- Dataset entries on figures

+ + + + +

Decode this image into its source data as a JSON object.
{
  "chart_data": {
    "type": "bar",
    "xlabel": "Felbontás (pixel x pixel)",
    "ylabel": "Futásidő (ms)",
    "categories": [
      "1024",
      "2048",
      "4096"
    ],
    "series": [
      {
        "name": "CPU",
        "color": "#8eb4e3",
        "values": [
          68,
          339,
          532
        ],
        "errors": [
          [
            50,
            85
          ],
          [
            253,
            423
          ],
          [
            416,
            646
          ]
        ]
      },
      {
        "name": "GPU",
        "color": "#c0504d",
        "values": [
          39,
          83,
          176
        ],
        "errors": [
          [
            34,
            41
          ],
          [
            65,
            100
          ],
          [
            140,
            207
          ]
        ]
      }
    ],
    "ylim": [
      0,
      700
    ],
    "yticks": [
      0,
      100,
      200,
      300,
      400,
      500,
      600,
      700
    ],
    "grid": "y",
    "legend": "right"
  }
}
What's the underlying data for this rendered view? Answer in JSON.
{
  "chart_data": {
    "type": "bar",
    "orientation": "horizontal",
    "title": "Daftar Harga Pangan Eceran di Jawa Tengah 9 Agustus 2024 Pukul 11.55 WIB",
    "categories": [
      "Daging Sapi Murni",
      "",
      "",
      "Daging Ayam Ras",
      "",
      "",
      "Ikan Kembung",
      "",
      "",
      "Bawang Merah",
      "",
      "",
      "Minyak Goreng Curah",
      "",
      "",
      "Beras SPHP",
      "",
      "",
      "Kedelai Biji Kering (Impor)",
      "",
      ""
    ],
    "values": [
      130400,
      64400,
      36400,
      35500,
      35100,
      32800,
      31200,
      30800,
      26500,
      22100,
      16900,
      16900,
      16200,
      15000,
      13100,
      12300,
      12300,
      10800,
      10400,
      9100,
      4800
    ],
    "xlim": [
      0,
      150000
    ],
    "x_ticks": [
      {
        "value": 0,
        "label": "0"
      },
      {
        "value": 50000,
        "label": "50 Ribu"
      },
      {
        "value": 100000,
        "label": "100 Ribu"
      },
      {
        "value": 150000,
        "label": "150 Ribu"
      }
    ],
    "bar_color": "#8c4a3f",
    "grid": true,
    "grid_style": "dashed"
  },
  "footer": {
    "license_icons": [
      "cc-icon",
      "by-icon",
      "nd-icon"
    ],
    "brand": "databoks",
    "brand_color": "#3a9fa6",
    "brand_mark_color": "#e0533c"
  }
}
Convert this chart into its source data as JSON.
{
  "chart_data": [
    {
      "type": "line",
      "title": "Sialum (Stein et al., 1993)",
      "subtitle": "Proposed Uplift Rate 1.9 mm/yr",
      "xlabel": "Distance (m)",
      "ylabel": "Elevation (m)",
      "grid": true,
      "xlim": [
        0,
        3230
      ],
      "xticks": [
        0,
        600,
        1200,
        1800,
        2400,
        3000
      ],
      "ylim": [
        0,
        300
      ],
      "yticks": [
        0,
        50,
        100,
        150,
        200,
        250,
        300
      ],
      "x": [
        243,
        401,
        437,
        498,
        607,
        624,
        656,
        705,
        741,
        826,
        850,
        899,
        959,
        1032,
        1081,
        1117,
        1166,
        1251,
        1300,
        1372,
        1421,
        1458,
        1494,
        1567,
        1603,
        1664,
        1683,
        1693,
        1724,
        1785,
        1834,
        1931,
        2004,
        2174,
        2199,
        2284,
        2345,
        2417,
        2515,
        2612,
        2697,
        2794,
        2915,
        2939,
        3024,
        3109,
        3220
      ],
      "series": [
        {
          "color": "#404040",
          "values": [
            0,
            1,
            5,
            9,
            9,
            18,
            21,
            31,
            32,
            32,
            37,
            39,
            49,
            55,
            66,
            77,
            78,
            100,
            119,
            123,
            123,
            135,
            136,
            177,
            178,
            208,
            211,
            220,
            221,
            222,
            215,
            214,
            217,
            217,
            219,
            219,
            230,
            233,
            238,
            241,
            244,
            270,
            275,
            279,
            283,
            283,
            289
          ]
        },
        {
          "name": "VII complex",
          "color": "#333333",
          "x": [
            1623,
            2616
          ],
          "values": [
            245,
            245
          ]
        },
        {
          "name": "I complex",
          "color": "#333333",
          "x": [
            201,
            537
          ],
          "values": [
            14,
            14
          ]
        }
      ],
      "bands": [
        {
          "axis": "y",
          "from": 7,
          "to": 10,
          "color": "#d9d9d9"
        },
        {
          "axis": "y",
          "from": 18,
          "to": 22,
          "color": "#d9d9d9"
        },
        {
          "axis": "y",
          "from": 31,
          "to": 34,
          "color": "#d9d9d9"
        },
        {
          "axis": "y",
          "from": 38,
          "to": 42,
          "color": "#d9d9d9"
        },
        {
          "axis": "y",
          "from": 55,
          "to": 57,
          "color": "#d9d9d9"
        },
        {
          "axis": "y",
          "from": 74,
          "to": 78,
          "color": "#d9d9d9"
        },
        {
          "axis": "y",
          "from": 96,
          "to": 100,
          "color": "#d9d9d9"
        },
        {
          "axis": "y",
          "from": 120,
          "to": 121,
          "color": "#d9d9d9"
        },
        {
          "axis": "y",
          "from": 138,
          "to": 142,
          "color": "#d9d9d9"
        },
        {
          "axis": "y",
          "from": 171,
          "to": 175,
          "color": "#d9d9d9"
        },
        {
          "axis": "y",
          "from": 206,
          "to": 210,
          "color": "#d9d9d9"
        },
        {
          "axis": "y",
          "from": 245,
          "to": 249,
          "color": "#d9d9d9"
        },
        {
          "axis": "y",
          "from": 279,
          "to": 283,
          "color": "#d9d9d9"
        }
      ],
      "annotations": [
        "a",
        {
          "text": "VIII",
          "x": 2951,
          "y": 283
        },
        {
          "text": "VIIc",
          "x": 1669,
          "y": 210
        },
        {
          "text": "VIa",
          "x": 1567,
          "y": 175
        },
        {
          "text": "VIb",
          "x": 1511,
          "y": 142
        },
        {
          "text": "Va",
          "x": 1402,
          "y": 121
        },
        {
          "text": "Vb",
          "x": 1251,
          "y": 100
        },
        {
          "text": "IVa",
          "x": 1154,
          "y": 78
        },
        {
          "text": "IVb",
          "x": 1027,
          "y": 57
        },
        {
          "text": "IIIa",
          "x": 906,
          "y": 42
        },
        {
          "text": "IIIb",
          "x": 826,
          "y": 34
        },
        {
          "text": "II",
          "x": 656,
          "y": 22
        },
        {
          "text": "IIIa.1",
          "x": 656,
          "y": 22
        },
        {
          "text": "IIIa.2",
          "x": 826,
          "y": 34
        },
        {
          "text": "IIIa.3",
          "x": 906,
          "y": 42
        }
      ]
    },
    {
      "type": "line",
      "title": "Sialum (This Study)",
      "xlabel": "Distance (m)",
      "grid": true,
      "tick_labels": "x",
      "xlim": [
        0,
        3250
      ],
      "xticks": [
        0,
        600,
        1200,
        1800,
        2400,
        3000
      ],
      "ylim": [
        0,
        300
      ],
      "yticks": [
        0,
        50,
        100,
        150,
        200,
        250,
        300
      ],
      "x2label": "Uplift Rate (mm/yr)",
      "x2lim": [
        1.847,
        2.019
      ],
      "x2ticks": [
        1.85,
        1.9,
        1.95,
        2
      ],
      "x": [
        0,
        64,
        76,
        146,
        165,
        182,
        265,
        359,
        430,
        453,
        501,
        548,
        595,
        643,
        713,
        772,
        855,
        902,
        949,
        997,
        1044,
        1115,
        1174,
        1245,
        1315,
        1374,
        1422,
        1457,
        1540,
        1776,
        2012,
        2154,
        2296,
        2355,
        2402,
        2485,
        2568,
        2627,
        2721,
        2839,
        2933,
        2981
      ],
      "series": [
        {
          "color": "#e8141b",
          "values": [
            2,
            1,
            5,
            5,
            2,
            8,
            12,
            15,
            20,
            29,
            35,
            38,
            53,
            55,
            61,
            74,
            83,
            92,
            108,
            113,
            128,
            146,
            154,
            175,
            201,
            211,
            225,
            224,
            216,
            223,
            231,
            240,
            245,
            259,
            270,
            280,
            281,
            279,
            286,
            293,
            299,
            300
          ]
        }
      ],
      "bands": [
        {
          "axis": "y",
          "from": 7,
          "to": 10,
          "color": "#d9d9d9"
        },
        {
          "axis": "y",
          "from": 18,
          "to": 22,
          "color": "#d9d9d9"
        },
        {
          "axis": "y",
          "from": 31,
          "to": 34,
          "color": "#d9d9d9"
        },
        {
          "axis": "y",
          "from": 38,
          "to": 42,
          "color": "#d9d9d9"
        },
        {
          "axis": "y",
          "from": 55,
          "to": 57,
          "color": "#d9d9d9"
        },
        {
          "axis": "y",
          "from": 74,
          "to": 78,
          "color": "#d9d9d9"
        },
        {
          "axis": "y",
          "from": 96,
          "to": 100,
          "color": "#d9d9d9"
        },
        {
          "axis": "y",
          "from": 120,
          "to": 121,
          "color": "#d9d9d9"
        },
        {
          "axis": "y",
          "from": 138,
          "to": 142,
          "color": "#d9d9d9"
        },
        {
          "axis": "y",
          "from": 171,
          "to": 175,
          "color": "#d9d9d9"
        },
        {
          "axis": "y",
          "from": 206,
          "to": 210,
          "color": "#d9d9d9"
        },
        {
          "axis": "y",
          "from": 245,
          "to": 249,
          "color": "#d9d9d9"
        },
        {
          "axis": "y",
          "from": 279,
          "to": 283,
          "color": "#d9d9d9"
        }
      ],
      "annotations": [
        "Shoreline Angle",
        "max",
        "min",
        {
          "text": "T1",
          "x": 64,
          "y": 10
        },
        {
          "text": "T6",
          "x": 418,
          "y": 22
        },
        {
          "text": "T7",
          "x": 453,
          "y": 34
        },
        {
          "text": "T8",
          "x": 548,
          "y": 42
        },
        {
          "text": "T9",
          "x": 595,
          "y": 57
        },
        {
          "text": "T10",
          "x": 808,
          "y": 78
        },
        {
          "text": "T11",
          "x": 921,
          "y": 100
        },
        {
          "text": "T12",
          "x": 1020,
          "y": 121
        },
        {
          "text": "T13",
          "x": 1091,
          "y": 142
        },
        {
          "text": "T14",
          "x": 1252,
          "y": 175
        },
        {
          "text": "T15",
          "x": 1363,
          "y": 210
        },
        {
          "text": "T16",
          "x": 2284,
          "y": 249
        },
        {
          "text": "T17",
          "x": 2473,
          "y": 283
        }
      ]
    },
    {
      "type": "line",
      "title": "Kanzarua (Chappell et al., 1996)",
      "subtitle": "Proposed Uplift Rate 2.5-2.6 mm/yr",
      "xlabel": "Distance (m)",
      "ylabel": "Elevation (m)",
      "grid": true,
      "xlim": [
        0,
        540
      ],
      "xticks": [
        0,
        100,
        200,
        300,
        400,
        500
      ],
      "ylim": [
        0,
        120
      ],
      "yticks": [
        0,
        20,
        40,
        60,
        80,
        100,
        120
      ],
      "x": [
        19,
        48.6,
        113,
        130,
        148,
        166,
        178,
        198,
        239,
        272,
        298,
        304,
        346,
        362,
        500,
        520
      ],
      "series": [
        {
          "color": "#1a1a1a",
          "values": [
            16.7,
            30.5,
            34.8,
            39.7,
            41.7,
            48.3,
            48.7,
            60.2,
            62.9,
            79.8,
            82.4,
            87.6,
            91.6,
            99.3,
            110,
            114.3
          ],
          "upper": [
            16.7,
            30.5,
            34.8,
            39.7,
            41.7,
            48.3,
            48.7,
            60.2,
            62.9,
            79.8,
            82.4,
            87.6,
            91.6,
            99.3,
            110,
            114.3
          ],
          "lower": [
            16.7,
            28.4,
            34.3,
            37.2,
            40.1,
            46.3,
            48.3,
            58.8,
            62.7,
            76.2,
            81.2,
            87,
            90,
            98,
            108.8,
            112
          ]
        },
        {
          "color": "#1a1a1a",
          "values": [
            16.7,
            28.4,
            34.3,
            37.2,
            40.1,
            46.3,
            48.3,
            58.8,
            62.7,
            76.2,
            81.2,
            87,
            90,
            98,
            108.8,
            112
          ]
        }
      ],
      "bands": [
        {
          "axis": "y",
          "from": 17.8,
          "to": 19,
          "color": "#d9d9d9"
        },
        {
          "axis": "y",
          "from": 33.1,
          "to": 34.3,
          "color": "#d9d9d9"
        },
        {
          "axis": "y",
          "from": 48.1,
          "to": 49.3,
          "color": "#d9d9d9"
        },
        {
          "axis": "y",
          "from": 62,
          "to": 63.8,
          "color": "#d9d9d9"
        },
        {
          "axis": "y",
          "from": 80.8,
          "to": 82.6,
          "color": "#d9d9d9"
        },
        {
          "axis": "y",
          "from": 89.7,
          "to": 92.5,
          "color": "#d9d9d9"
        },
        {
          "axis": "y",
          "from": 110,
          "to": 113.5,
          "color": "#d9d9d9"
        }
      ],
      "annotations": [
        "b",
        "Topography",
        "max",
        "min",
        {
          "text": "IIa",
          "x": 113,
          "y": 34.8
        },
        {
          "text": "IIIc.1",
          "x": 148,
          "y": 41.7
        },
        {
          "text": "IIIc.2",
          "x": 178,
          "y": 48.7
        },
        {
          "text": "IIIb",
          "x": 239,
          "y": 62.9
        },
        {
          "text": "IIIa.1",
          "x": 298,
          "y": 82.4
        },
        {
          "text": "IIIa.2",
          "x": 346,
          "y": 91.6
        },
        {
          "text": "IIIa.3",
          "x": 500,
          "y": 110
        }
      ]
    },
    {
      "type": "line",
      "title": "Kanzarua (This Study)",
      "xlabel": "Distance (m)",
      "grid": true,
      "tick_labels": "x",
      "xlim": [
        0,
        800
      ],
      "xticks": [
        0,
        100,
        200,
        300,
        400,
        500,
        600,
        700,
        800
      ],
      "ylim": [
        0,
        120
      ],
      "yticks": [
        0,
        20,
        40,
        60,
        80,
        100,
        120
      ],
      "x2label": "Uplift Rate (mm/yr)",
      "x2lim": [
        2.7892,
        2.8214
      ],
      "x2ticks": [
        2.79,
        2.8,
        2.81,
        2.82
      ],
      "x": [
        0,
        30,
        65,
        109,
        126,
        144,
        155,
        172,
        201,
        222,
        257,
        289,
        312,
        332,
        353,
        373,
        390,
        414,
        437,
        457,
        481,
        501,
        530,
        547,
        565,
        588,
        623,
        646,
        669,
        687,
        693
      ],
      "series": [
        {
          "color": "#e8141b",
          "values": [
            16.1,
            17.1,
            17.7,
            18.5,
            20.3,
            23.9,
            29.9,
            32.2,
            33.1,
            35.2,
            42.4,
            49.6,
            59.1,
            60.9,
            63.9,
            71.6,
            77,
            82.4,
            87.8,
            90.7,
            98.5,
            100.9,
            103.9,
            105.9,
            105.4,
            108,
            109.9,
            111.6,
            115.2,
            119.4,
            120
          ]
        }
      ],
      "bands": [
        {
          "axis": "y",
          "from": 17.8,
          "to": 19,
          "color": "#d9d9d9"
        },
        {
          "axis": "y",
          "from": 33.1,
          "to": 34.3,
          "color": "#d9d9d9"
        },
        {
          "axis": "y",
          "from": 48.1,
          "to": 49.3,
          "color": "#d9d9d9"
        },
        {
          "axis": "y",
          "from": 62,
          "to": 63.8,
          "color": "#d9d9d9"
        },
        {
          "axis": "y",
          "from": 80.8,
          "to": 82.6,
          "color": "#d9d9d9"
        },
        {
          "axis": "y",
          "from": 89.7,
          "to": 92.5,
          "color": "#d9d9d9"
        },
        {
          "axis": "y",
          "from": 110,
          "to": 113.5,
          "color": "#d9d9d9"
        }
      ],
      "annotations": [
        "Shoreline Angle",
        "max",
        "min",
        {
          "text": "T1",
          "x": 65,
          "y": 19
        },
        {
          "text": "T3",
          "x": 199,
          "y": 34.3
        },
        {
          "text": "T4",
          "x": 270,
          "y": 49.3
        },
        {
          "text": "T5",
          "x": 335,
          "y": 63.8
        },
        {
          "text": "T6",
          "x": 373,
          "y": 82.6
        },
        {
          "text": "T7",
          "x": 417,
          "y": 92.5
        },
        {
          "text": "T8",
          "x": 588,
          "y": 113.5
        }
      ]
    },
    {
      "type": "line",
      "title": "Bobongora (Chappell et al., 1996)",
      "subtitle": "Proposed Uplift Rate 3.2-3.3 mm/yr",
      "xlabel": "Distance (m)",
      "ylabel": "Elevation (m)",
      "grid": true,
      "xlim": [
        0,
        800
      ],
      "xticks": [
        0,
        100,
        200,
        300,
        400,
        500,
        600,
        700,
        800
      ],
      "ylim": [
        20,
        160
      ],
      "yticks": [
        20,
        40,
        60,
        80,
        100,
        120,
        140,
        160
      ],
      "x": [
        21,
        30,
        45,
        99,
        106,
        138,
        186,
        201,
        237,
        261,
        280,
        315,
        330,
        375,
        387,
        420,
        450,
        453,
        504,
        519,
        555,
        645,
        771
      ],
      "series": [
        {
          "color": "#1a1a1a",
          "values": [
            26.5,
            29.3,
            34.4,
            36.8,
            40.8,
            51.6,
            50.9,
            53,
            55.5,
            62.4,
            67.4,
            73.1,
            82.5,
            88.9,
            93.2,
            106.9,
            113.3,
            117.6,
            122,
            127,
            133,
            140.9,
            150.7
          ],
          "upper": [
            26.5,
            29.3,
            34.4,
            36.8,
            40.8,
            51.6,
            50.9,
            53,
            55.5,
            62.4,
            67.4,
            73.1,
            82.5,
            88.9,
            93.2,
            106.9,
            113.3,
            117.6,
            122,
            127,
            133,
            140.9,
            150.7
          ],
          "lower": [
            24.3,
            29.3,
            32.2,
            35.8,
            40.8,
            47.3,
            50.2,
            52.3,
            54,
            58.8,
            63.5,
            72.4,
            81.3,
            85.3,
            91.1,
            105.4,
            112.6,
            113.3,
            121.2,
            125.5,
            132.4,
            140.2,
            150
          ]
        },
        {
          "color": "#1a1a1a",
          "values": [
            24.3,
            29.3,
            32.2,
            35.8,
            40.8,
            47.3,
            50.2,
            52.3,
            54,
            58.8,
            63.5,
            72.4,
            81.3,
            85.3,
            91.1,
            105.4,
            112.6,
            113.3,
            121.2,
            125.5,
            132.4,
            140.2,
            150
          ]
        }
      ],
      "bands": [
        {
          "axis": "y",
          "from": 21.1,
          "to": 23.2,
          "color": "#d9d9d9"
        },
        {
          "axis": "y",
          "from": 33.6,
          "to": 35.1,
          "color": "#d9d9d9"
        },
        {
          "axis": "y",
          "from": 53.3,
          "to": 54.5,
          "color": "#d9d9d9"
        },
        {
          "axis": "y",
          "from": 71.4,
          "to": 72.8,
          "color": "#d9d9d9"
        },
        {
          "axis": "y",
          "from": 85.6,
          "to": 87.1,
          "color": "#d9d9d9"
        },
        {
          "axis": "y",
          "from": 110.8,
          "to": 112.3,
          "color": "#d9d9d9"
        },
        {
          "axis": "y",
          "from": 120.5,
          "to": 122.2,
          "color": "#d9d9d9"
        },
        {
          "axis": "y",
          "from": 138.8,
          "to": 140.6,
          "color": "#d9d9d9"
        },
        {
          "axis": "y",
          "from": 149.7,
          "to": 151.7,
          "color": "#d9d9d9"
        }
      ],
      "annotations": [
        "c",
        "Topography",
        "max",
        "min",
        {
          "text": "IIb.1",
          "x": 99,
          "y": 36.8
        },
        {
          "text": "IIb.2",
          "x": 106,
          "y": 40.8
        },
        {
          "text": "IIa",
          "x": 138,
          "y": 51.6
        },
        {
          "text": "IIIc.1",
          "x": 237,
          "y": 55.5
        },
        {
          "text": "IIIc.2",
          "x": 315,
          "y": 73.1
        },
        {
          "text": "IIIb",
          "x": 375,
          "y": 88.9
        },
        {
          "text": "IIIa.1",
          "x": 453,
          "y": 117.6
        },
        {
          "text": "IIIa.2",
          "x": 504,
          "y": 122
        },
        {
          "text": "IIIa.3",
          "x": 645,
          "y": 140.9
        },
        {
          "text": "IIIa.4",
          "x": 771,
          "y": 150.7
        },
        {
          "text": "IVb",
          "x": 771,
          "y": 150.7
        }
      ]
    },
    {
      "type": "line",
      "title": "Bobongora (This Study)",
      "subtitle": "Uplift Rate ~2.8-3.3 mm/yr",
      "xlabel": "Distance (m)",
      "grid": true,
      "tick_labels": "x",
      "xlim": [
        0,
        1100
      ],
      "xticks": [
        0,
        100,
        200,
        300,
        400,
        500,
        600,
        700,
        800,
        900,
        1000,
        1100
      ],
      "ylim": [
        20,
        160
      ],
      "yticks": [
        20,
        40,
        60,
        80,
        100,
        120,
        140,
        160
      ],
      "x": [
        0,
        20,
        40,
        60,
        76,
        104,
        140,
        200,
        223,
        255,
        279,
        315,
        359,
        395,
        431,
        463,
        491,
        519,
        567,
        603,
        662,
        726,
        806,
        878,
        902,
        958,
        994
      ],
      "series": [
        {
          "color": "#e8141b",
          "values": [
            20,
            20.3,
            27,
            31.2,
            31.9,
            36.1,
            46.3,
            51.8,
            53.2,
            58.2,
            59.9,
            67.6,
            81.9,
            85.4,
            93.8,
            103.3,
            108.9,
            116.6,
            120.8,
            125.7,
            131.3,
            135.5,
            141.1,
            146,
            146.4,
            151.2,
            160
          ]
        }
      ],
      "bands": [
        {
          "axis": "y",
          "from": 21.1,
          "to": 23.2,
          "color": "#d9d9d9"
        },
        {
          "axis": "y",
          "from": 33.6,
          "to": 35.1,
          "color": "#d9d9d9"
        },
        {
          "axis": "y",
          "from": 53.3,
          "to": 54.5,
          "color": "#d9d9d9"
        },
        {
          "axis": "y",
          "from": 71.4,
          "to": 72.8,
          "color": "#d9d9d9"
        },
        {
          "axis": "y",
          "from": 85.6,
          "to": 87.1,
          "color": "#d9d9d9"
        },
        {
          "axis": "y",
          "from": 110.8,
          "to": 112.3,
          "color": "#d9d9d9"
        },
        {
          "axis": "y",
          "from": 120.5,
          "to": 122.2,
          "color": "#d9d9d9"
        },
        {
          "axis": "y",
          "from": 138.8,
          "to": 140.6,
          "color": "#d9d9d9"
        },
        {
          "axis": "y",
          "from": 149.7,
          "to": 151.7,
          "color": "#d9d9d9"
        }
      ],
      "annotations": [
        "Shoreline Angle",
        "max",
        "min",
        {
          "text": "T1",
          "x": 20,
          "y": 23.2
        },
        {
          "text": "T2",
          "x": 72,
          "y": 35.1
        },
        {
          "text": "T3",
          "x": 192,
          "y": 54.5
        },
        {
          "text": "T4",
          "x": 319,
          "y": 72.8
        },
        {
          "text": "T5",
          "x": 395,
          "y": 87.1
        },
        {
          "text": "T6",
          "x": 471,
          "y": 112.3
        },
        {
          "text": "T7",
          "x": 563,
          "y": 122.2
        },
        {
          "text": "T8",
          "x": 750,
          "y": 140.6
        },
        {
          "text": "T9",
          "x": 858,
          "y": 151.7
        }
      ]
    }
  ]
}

+ + + + +

- Directions
Identify the lines above with the word "name". Copy them.

- Response to this task
        "name": "CPU",
        "name": "GPU",
          "name": "VII complex",
          "name": "I complex",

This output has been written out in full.